What is required> A word-for-word repetition of all the entries is needed.

Raw data>
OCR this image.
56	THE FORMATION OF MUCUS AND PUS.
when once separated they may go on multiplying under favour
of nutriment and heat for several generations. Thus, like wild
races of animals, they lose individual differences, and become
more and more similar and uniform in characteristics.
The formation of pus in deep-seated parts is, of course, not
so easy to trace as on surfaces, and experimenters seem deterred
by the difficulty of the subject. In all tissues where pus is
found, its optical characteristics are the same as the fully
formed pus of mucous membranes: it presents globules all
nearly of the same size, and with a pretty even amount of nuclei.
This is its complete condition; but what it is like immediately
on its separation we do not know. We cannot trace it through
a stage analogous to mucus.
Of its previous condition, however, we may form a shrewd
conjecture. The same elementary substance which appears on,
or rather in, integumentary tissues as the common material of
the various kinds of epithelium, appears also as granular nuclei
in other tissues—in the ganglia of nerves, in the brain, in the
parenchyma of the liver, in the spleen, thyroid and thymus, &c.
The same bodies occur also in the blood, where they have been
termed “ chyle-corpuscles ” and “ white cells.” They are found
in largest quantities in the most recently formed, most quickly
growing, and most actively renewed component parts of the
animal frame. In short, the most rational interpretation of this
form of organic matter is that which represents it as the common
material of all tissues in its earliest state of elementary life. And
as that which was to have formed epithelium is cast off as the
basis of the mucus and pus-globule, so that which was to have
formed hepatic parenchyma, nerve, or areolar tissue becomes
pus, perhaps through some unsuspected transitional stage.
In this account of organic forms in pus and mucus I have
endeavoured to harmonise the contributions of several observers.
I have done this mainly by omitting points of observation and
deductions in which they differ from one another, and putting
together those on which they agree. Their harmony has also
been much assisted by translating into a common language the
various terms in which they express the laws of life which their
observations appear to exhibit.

Solution for this problem>
OCR this image.
56	THE FORMATION OF MUCUS AND PUS.
when once separated they may go on multiplying under favour
of nutriment and heat for several generations. Thus, like wild
races of animals, they lose individual differences, and become
more and more similar and uniform in characteristics.
The formation of pus in deep-seated parts is, of course, not
so easy to trace as on surfaces, and experimenters seem deterred
by the difficulty of the subject. In all tissues where pus is
found, its optical characteristics are the same as the fully
formed pus of mucous membranes: it presents globules all
nearly of the same size, and with a pretty even amount of nuclei.
This is its complete condition; but what it is like immediately
on its separation we do not know. We cannot trace it through
a stage analogous to mucus.
Of its previous condition, however, we may form a shrewd
conjecture. The same elementary substance which appears on,
or rather in, integumentary tissues as the common material of
the various kinds of epithelium, appears also as granular nuclei
in other tissues—in the ganglia of nerves, in the brain, in the
parenchyma of the liver, in the spleen, thyroid and thymus, &c.
The same bodies occur also in the blood, where they have been
termed “ chyle-corpuscles ” and “ white cells.” They are found
in largest quantities in the most recently formed, most quickly
growing, and most actively renewed component parts of the
animal frame. In short, the most rational interpretation of this
form of organic matter is that which represents it as the common
material of all tissues in its earliest state of elementary life. And
as that which was to have formed epithelium is cast off as the
basis of the mucus and pus-globule, so that which was to have
formed hepatic parenchyma, nerve, or areolar tissue becomes
pus, perhaps through some unsuspected transitional stage.
In this account of organic forms in pus and mucus I have
endeavoured to harmonise the contributions of several observers.
I have done this mainly by omitting points of observation and
deductions in which they differ from one another, and putting
together those on which they agree. Their harmony has also
been much assisted by translating into a common language the
various terms in which they express the laws of life which their
observations appear to exhibit.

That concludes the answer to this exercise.